Records:
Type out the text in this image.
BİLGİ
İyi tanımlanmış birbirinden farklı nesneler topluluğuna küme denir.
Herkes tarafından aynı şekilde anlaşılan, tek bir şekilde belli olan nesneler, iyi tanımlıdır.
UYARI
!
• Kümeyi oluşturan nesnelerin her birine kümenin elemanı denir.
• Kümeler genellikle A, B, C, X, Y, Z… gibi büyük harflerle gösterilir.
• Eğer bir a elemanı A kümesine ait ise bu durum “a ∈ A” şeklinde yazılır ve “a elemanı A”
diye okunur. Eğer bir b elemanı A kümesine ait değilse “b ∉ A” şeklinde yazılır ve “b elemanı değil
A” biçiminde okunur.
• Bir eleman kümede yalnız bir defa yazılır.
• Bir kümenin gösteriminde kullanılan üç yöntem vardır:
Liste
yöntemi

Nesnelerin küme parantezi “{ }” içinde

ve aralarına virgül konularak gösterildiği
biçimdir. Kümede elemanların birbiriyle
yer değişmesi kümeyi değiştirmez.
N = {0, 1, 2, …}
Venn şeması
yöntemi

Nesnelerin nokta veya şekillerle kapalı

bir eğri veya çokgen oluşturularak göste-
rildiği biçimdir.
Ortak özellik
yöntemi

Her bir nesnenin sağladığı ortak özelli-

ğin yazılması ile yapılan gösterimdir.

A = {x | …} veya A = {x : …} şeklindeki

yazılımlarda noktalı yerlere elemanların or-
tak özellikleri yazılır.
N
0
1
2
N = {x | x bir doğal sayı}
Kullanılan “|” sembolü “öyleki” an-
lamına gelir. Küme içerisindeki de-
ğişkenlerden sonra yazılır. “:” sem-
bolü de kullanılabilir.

Short exercise:
Identify each line in the records above containing the word "okunur"; copy those lines.

Task response:
diye okunur. Eğer bir b elemanı A kümesine ait değilse “b ∉ A” şeklinde yazılır ve “b elemanı değil
A” biçiminde okunur.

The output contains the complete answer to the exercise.